**WHAT YOU HAVE TO DO**
Determine how many lines below hold the string "pour". Reply with the number alone.
....
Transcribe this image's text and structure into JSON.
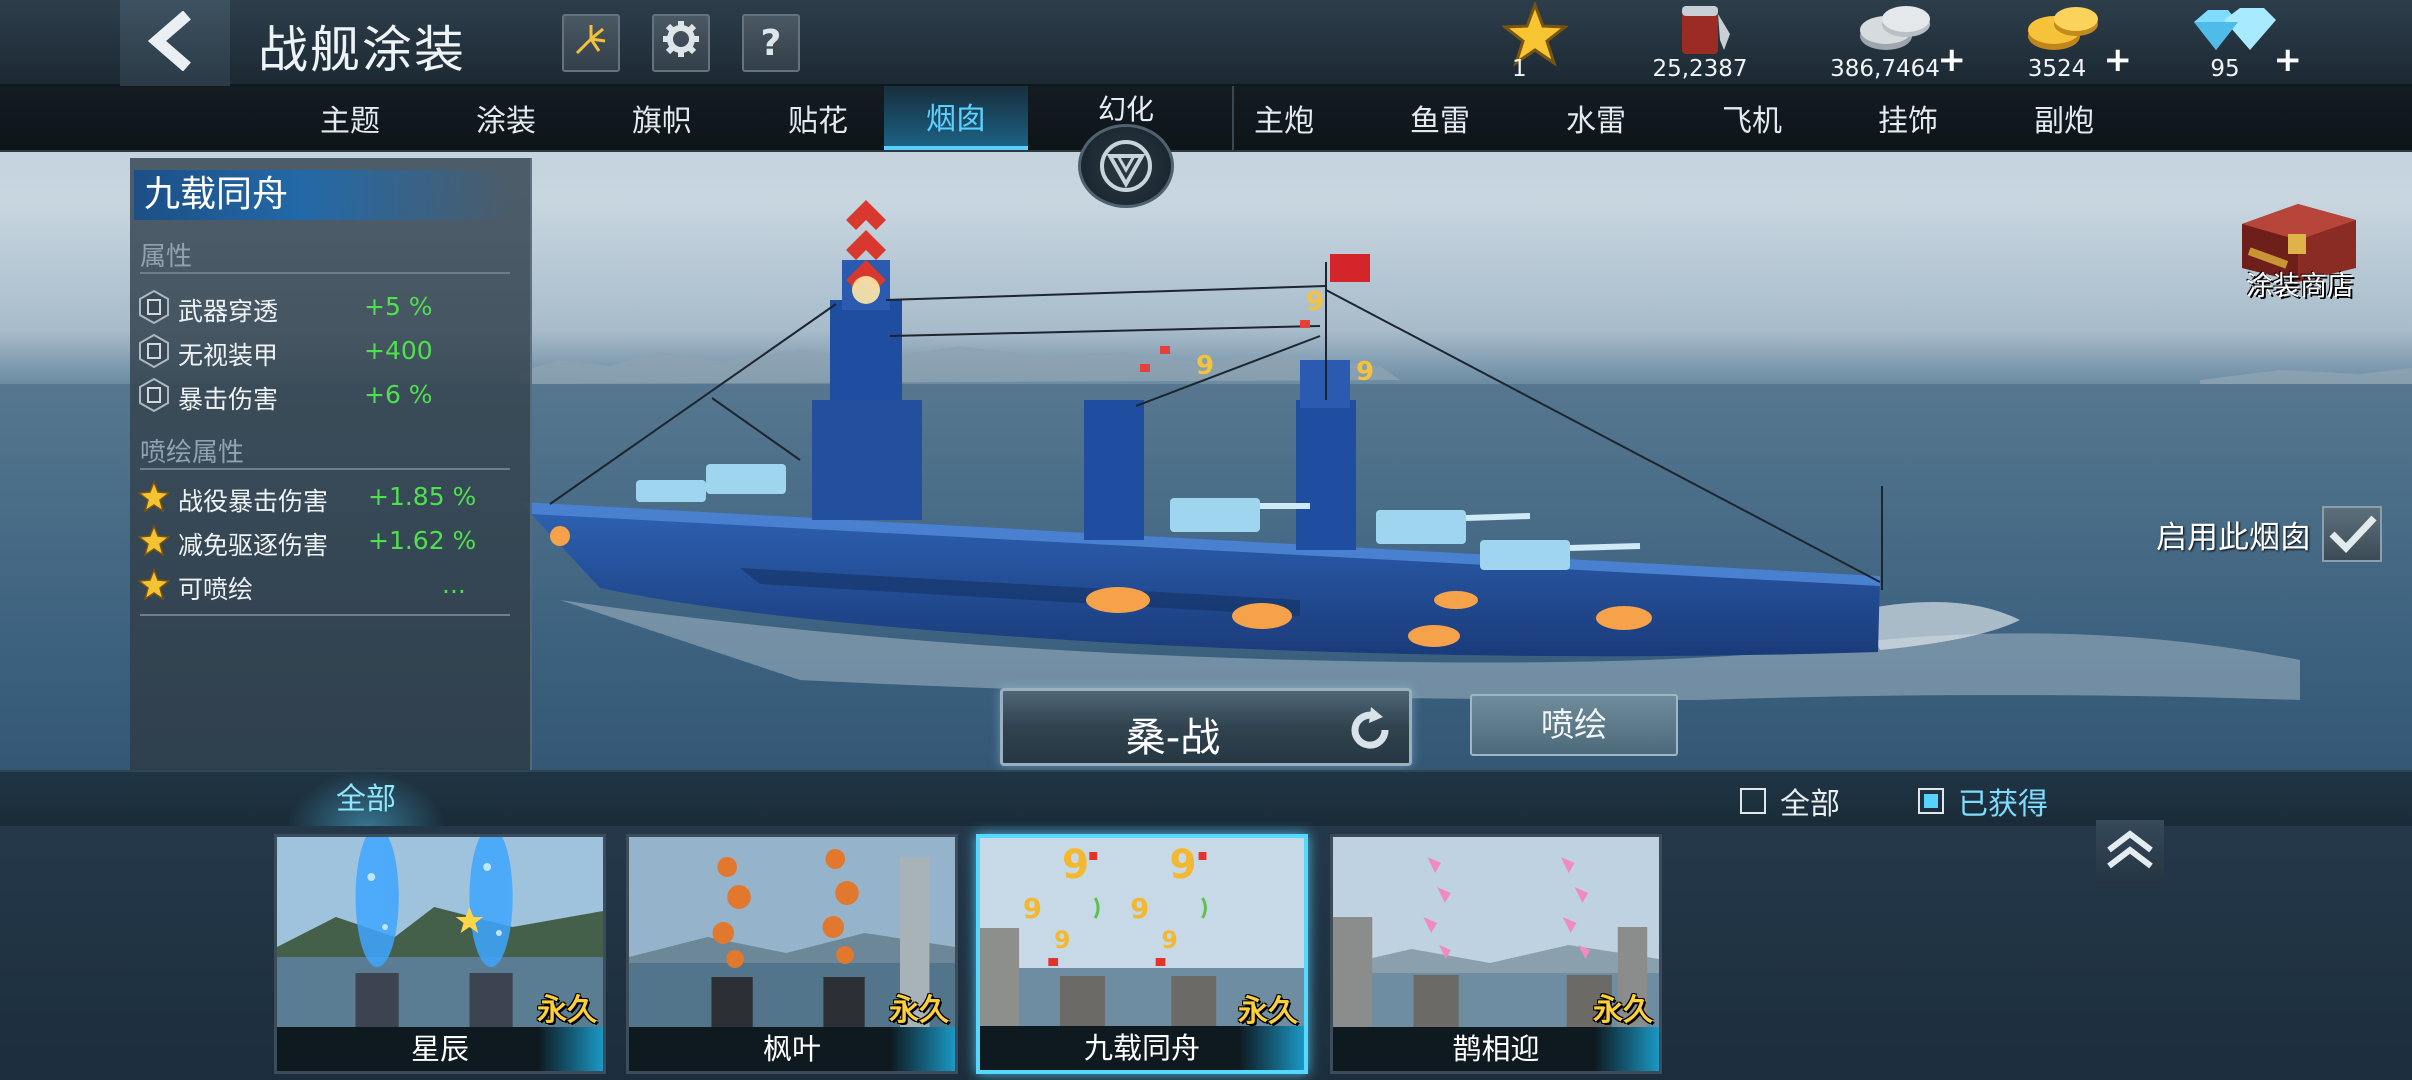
{
  "header": {
    "title": "战舰涂装",
    "currencies": [
      {
        "icon": "star-icon",
        "value": "1",
        "has_plus": false
      },
      {
        "icon": "paint-bucket-icon",
        "value": "25,2387",
        "has_plus": false
      },
      {
        "icon": "silver-coins-icon",
        "value": "386,7464",
        "has_plus": true
      },
      {
        "icon": "gold-coins-icon",
        "value": "3524",
        "has_plus": true
      },
      {
        "icon": "diamond-icon",
        "value": "95",
        "has_plus": true
      }
    ],
    "tool_buttons": [
      {
        "icon": "fireworks-icon"
      },
      {
        "icon": "gear-icon"
      },
      {
        "icon": "help-icon",
        "glyph": "?"
      }
    ]
  },
  "tabs": {
    "left": [
      {
        "label": "主题",
        "active": false
      },
      {
        "label": "涂装",
        "active": false
      },
      {
        "label": "旗帜",
        "active": false
      },
      {
        "label": "贴花",
        "active": false
      },
      {
        "label": "烟囱",
        "active": true
      }
    ],
    "center": {
      "label": "幻化",
      "icon": "transmute-icon"
    },
    "right": [
      {
        "label": "主炮"
      },
      {
        "label": "鱼雷"
      },
      {
        "label": "水雷"
      },
      {
        "label": "飞机"
      },
      {
        "label": "挂饰"
      },
      {
        "label": "副炮"
      }
    ]
  },
  "attributes": {
    "title": "九载同舟",
    "section_basic": "属性",
    "basic": [
      {
        "name": "武器穿透",
        "value": "+5 %"
      },
      {
        "name": "无视装甲",
        "value": "+400"
      },
      {
        "name": "暴击伤害",
        "value": "+6 %"
      }
    ],
    "section_spray": "喷绘属性",
    "spray": [
      {
        "name": "战役暴击伤害",
        "value": "+1.85 %"
      },
      {
        "name": "减免驱逐伤害",
        "value": "+1.62 %"
      },
      {
        "name": "可喷绘",
        "value": "..."
      }
    ]
  },
  "center": {
    "skin_name": "桑-战",
    "spray_button": "喷绘"
  },
  "right": {
    "shop_label": "涂装商店",
    "enable_label": "启用此烟囱",
    "enable_checked": true
  },
  "filter": {
    "tab_all": "全部",
    "check_all": {
      "label": "全部",
      "checked": false
    },
    "check_owned": {
      "label": "已获得",
      "checked": true
    }
  },
  "cards": [
    {
      "name": "星辰",
      "tag": "永久",
      "theme": "blue-sparkle",
      "selected": false
    },
    {
      "name": "枫叶",
      "tag": "永久",
      "theme": "orange-leaves",
      "selected": false
    },
    {
      "name": "九载同舟",
      "tag": "永久",
      "theme": "gold-nine",
      "selected": true
    },
    {
      "name": "鹊相迎",
      "tag": "永久",
      "theme": "pink-birds",
      "selected": false
    }
  ],
  "colors": {
    "accent_cyan": "#5cd0ff",
    "stat_green": "#4ee04e",
    "tag_gold": "#ffcf3a",
    "title_blue": "#2369a8"
  }
}
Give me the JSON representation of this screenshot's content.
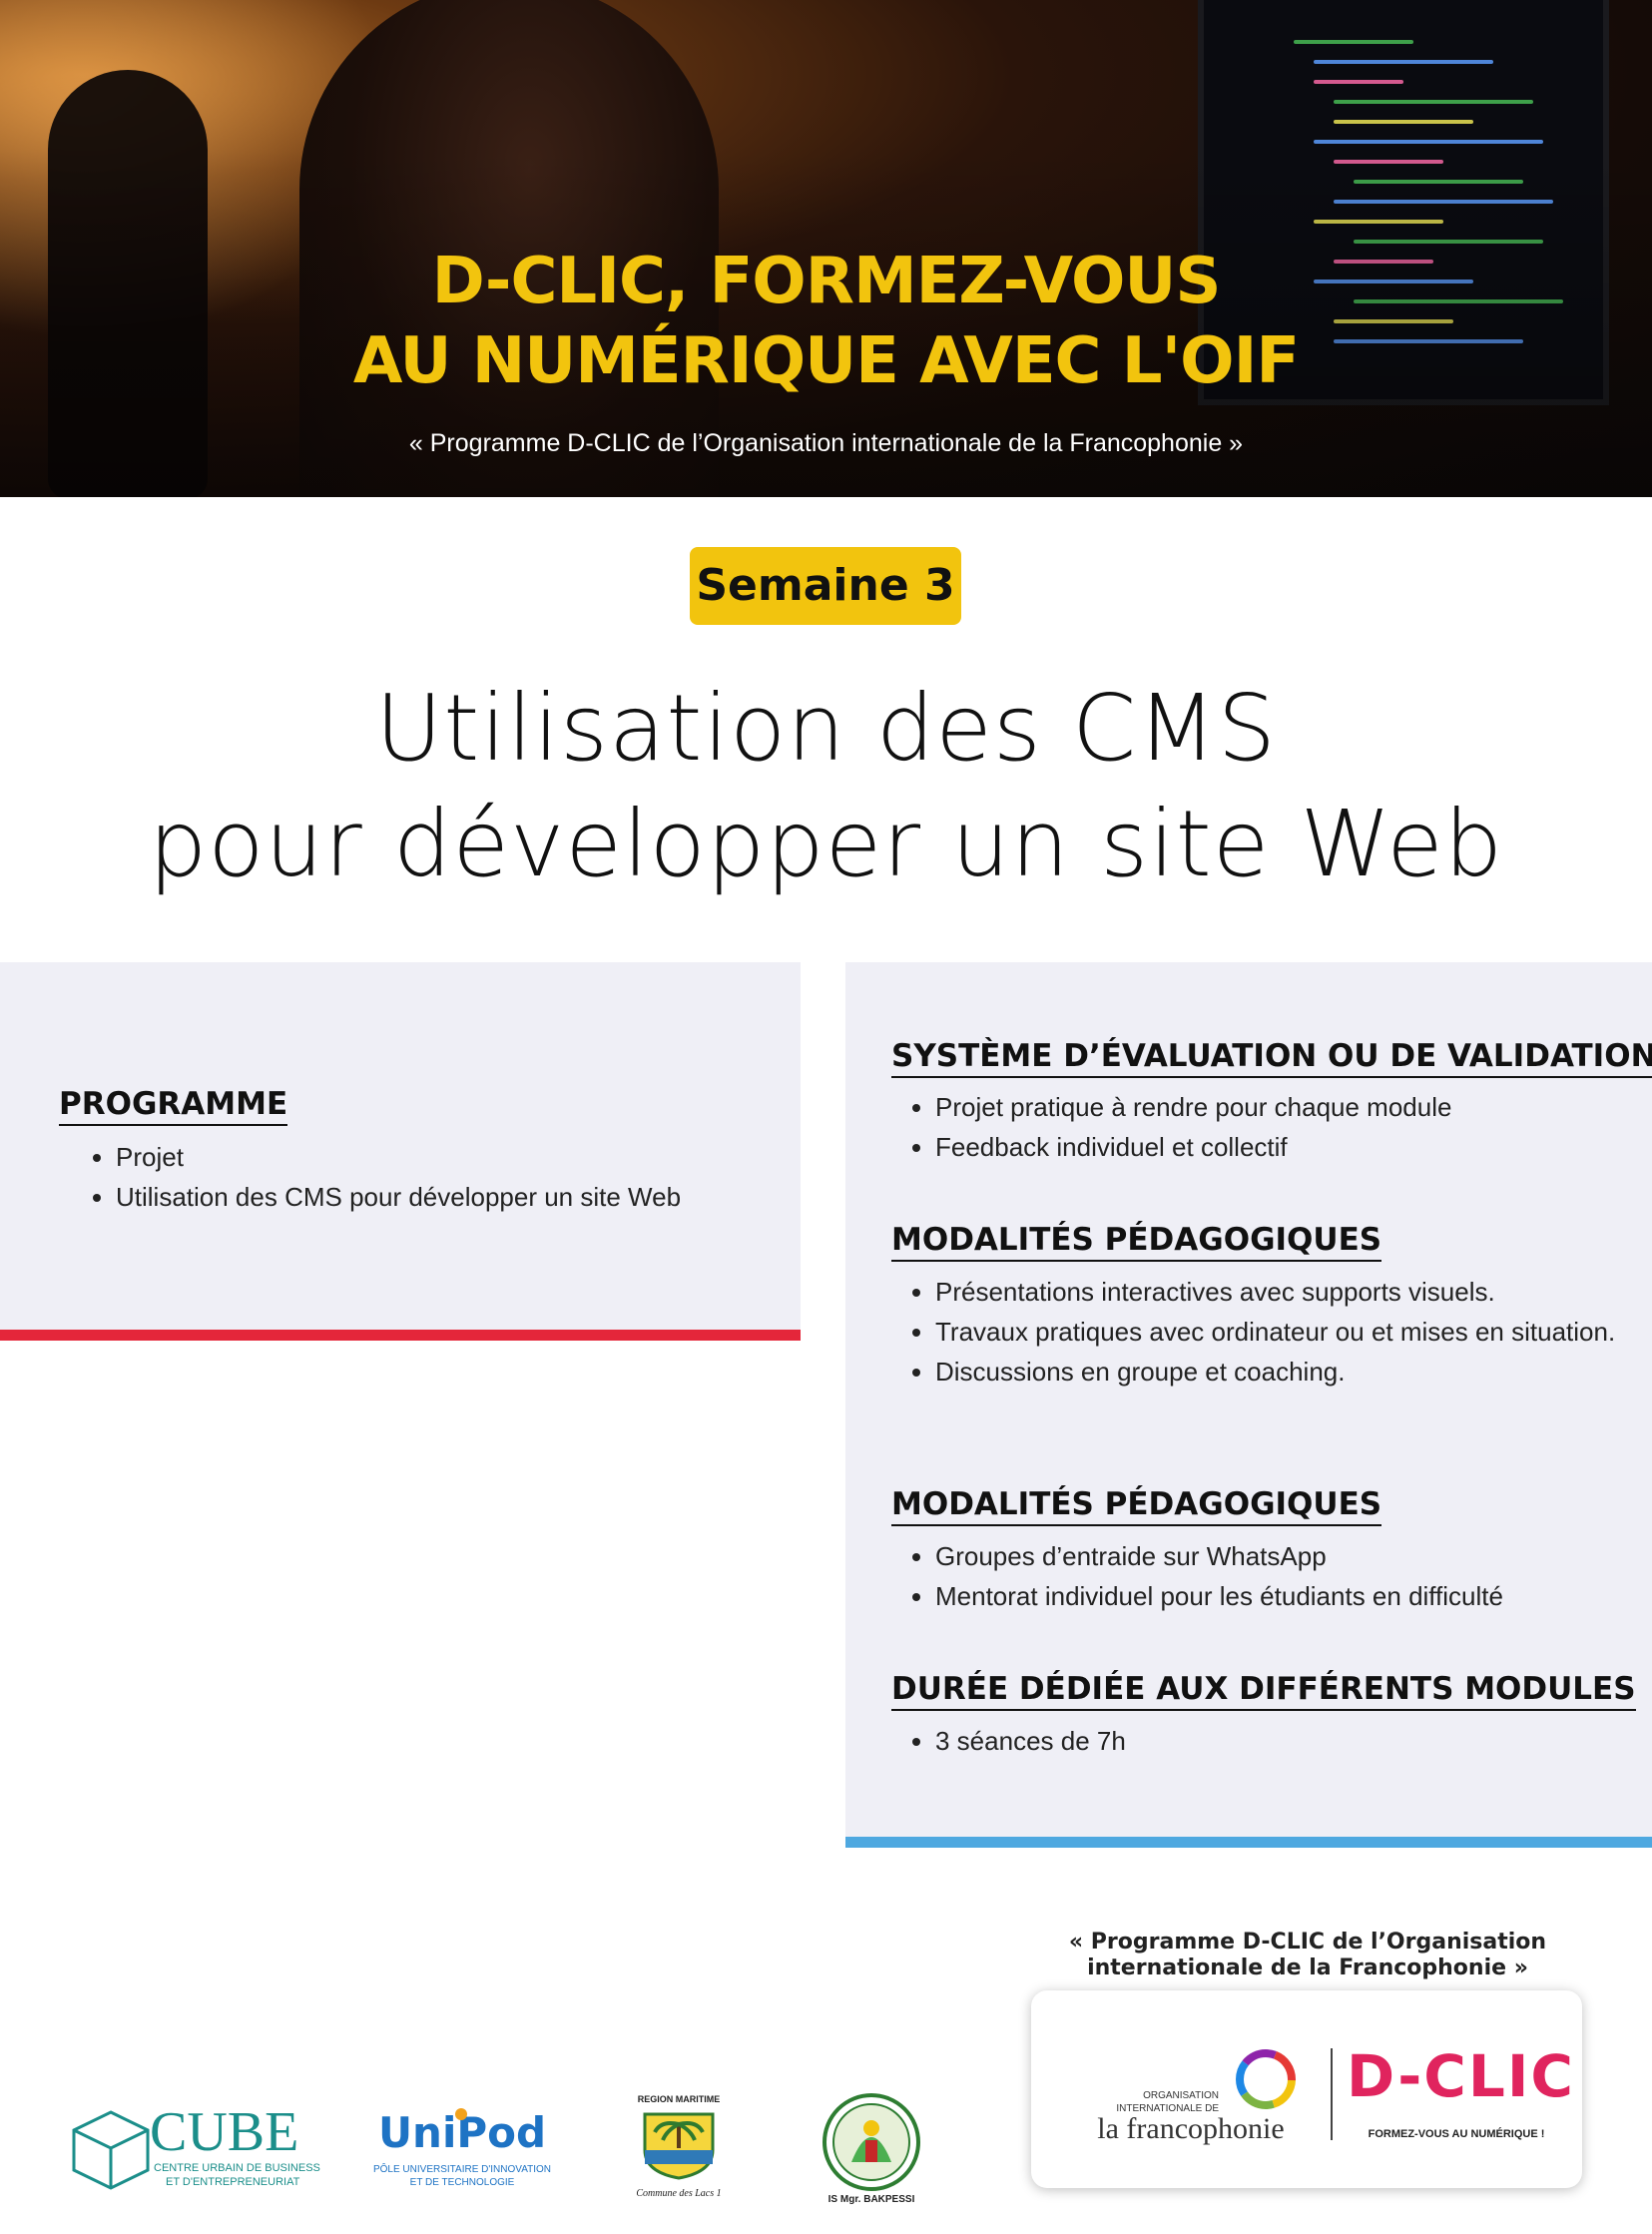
{
  "hero": {
    "title_line1": "D-CLIC, FORMEZ-VOUS",
    "title_line2": "AU NUMÉRIQUE AVEC L'OIF",
    "subtitle": "« Programme D-CLIC de l’Organisation internationale de la Francophonie »"
  },
  "badge": "Semaine 3",
  "title": {
    "line1": "Utilisation des CMS",
    "line2": "pour développer un site Web"
  },
  "programme": {
    "heading": "PROGRAMME",
    "items": [
      "Projet",
      "Utilisation des CMS pour développer un site Web"
    ]
  },
  "sections": [
    {
      "heading": "SYSTÈME D’ÉVALUATION OU DE VALIDATION",
      "items": [
        "Projet pratique à rendre pour chaque module",
        "Feedback individuel et collectif"
      ]
    },
    {
      "heading": "MODALITÉS PÉDAGOGIQUES",
      "items": [
        "Présentations  interactives avec supports visuels.",
        "Travaux  pratiques avec ordinateur ou et mises en situation.",
        "Discussions  en groupe et coaching."
      ]
    },
    {
      "heading": "MODALITÉS PÉDAGOGIQUES",
      "items": [
        "Groupes d’entraide sur WhatsApp",
        "Mentorat individuel pour les étudiants en difficulté"
      ]
    },
    {
      "heading": "DURÉE DÉDIÉE AUX DIFFÉRENTS MODULES",
      "items": [
        "3 séances de 7h"
      ]
    }
  ],
  "footer": {
    "quote": "« Programme D-CLIC de l’Organisation internationale de la Francophonie »",
    "logos": {
      "cube": {
        "name": "CUBE",
        "line1": "CENTRE URBAIN DE BUSINESS",
        "line2": "ET D'ENTREPRENEURIAT"
      },
      "unipod": {
        "name": "UniPod",
        "line1": "PÔLE UNIVERSITAIRE D'INNOVATION",
        "line2": "ET DE TECHNOLOGIE"
      },
      "region": {
        "top": "REGION MARITIME",
        "bottom": "Commune des Lacs 1"
      },
      "isbakpessi": {
        "name": "IS Mgr. BAKPESSI"
      },
      "oif": {
        "line1": "ORGANISATION",
        "line2": "INTERNATIONALE DE",
        "name": "la francophonie"
      },
      "dclic": {
        "name": "D-CLIC",
        "tagline": "FORMEZ-VOUS AU NUMÉRIQUE !"
      }
    }
  },
  "colors": {
    "yellow": "#f2c40e",
    "red": "#e4263a",
    "blue": "#4ea8e0",
    "panel": "#efeff6"
  }
}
....
**TASK ANSWER**
4